(Extracts from a graphics dataset)
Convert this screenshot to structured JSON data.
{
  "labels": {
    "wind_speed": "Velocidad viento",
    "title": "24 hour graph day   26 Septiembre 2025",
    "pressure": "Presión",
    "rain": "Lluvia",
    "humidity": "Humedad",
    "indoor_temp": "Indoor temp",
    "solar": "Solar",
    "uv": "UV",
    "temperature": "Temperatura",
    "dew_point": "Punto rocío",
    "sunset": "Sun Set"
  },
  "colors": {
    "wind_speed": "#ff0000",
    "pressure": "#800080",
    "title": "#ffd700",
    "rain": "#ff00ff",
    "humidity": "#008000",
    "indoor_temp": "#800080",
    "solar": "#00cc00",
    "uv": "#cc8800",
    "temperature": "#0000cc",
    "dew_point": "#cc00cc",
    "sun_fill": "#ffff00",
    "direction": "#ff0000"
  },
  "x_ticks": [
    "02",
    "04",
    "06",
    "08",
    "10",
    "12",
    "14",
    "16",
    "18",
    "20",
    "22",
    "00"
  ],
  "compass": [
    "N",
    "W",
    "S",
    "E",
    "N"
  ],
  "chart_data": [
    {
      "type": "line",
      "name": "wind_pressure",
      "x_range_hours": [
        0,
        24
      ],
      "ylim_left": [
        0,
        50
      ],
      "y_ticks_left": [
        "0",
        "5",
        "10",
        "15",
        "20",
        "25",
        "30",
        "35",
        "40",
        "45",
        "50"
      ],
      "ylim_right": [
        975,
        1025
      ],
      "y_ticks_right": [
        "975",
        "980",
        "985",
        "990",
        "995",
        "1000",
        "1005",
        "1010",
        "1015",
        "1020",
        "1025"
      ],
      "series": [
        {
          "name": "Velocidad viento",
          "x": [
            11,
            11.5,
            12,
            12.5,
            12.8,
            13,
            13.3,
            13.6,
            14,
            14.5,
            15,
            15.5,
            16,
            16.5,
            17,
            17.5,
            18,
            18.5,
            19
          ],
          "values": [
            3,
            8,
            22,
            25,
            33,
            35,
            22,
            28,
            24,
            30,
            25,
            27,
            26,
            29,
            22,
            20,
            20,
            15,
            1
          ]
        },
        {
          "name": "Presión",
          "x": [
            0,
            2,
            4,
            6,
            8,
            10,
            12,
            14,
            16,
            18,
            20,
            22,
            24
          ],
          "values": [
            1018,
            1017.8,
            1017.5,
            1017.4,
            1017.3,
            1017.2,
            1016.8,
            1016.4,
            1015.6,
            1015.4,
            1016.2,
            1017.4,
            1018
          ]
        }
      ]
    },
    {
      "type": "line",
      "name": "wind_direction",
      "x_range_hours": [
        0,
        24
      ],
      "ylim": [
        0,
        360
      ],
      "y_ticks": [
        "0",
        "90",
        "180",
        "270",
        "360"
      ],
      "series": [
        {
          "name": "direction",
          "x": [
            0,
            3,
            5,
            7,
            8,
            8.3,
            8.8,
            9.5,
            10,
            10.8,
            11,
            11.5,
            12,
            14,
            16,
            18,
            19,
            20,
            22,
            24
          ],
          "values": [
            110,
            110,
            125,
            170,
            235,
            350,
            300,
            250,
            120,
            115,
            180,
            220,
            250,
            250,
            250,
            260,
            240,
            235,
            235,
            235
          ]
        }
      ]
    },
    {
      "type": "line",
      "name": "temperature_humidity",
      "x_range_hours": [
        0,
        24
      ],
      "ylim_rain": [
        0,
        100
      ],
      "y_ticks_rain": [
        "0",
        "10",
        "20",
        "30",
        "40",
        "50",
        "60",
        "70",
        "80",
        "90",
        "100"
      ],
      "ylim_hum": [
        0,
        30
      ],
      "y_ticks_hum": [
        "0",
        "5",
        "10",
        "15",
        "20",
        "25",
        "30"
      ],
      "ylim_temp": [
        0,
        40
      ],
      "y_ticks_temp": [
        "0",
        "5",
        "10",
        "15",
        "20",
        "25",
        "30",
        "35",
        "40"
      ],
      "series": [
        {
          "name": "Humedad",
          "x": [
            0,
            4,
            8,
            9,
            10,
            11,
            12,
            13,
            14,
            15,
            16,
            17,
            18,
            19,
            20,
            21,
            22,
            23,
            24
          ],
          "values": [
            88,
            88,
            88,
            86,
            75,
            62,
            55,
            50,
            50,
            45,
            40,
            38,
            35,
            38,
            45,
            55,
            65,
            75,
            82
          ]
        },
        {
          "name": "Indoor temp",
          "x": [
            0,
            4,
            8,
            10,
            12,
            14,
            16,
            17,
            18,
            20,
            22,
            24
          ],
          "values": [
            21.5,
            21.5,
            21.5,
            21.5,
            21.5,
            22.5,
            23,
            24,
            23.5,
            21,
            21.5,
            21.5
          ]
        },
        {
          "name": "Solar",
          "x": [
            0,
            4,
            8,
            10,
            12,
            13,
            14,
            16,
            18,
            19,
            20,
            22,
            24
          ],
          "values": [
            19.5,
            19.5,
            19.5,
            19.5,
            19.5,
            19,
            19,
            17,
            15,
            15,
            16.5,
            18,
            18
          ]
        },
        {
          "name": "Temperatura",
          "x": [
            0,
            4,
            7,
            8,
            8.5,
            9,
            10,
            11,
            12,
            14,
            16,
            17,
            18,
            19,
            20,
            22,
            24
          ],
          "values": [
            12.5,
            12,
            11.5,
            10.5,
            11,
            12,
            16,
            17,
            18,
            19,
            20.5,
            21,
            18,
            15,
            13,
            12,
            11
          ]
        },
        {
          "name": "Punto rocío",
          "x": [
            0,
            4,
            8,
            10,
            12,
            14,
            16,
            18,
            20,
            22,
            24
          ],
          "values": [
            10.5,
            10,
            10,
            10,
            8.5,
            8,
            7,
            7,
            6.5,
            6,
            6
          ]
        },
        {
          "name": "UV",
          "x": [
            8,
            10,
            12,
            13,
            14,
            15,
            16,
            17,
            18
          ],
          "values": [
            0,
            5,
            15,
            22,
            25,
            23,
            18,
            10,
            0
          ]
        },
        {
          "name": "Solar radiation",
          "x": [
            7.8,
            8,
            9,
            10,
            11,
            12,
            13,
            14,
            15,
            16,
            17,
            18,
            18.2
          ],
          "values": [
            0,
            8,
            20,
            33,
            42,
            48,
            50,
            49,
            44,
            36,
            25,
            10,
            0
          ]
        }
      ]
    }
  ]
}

#### PROBLEM TO WORK ON:
Above are the records; retype every one exactly.

#### ANSWER TO THIS EXERCISE:
Convert this screenshot to structured JSON data.
{
  "labels": {
    "wind_speed": "Velocidad viento",
    "title": "24 hour graph day   26 Septiembre 2025",
    "pressure": "Presión",
    "rain": "Lluvia",
    "humidity": "Humedad",
    "indoor_temp": "Indoor temp",
    "solar": "Solar",
    "uv": "UV",
    "temperature": "Temperatura",
    "dew_point": "Punto rocío",
    "sunset": "Sun Set"
  },
  "colors": {
    "wind_speed": "#ff0000",
    "pressure": "#800080",
    "title": "#ffd700",
    "rain": "#ff00ff",
    "humidity": "#008000",
    "indoor_temp": "#800080",
    "solar": "#00cc00",
    "uv": "#cc8800",
    "temperature": "#0000cc",
    "dew_point": "#cc00cc",
    "sun_fill": "#ffff00",
    "direction": "#ff0000"
  },
  "x_ticks": [
    "02",
    "04",
    "06",
    "08",
    "10",
    "12",
    "14",
    "16",
    "18",
    "20",
    "22",
    "00"
  ],
  "compass": [
    "N",
    "W",
    "S",
    "E",
    "N"
  ],
  "chart_data": [
    {
      "type": "line",
      "name": "wind_pressure",
      "x_range_hours": [
        0,
        24
      ],
      "ylim_left": [
        0,
        50
      ],
      "y_ticks_left": [
        "0",
        "5",
        "10",
        "15",
        "20",
        "25",
        "30",
        "35",
        "40",
        "45",
        "50"
      ],
      "ylim_right": [
        975,
        1025
      ],
      "y_ticks_right": [
        "975",
        "980",
        "985",
        "990",
        "995",
        "1000",
        "1005",
        "1010",
        "1015",
        "1020",
        "1025"
      ],
      "series": [
        {
          "name": "Velocidad viento",
          "x": [
            11,
            11.5,
            12,
            12.5,
            12.8,
            13,
            13.3,
            13.6,
            14,
            14.5,
            15,
            15.5,
            16,
            16.5,
            17,
            17.5,
            18,
            18.5,
            19
          ],
          "values": [
            3,
            8,
            22,
            25,
            33,
            35,
            22,
            28,
            24,
            30,
            25,
            27,
            26,
            29,
            22,
            20,
            20,
            15,
            1
          ]
        },
        {
          "name": "Presión",
          "x": [
            0,
            2,
            4,
            6,
            8,
            10,
            12,
            14,
            16,
            18,
            20,
            22,
            24
          ],
          "values": [
            1018,
            1017.8,
            1017.5,
            1017.4,
            1017.3,
            1017.2,
            1016.8,
            1016.4,
            1015.6,
            1015.4,
            1016.2,
            1017.4,
            1018
          ]
        }
      ]
    },
    {
      "type": "line",
      "name": "wind_direction",
      "x_range_hours": [
        0,
        24
      ],
      "ylim": [
        0,
        360
      ],
      "y_ticks": [
        "0",
        "90",
        "180",
        "270",
        "360"
      ],
      "series": [
        {
          "name": "direction",
          "x": [
            0,
            3,
            5,
            7,
            8,
            8.3,
            8.8,
            9.5,
            10,
            10.8,
            11,
            11.5,
            12,
            14,
            16,
            18,
            19,
            20,
            22,
            24
          ],
          "values": [
            110,
            110,
            125,
            170,
            235,
            350,
            300,
            250,
            120,
            115,
            180,
            220,
            250,
            250,
            250,
            260,
            240,
            235,
            235,
            235
          ]
        }
      ]
    },
    {
      "type": "line",
      "name": "temperature_humidity",
      "x_range_hours": [
        0,
        24
      ],
      "ylim_rain": [
        0,
        100
      ],
      "y_ticks_rain": [
        "0",
        "10",
        "20",
        "30",
        "40",
        "50",
        "60",
        "70",
        "80",
        "90",
        "100"
      ],
      "ylim_hum": [
        0,
        30
      ],
      "y_ticks_hum": [
        "0",
        "5",
        "10",
        "15",
        "20",
        "25",
        "30"
      ],
      "ylim_temp": [
        0,
        40
      ],
      "y_ticks_temp": [
        "0",
        "5",
        "10",
        "15",
        "20",
        "25",
        "30",
        "35",
        "40"
      ],
      "series": [
        {
          "name": "Humedad",
          "x": [
            0,
            4,
            8,
            9,
            10,
            11,
            12,
            13,
            14,
            15,
            16,
            17,
            18,
            19,
            20,
            21,
            22,
            23,
            24
          ],
          "values": [
            88,
            88,
            88,
            86,
            75,
            62,
            55,
            50,
            50,
            45,
            40,
            38,
            35,
            38,
            45,
            55,
            65,
            75,
            82
          ]
        },
        {
          "name": "Indoor temp",
          "x": [
            0,
            4,
            8,
            10,
            12,
            14,
            16,
            17,
            18,
            20,
            22,
            24
          ],
          "values": [
            21.5,
            21.5,
            21.5,
            21.5,
            21.5,
            22.5,
            23,
            24,
            23.5,
            21,
            21.5,
            21.5
          ]
        },
        {
          "name": "Solar",
          "x": [
            0,
            4,
            8,
            10,
            12,
            13,
            14,
            16,
            18,
            19,
            20,
            22,
            24
          ],
          "values": [
            19.5,
            19.5,
            19.5,
            19.5,
            19.5,
            19,
            19,
            17,
            15,
            15,
            16.5,
            18,
            18
          ]
        },
        {
          "name": "Temperatura",
          "x": [
            0,
            4,
            7,
            8,
            8.5,
            9,
            10,
            11,
            12,
            14,
            16,
            17,
            18,
            19,
            20,
            22,
            24
          ],
          "values": [
            12.5,
            12,
            11.5,
            10.5,
            11,
            12,
            16,
            17,
            18,
            19,
            20.5,
            21,
            18,
            15,
            13,
            12,
            11
          ]
        },
        {
          "name": "Punto rocío",
          "x": [
            0,
            4,
            8,
            10,
            12,
            14,
            16,
            18,
            20,
            22,
            24
          ],
          "values": [
            10.5,
            10,
            10,
            10,
            8.5,
            8,
            7,
            7,
            6.5,
            6,
            6
          ]
        },
        {
          "name": "UV",
          "x": [
            8,
            10,
            12,
            13,
            14,
            15,
            16,
            17,
            18
          ],
          "values": [
            0,
            5,
            15,
            22,
            25,
            23,
            18,
            10,
            0
          ]
        },
        {
          "name": "Solar radiation",
          "x": [
            7.8,
            8,
            9,
            10,
            11,
            12,
            13,
            14,
            15,
            16,
            17,
            18,
            18.2
          ],
          "values": [
            0,
            8,
            20,
            33,
            42,
            48,
            50,
            49,
            44,
            36,
            25,
            10,
            0
          ]
        }
      ]
    }
  ]
}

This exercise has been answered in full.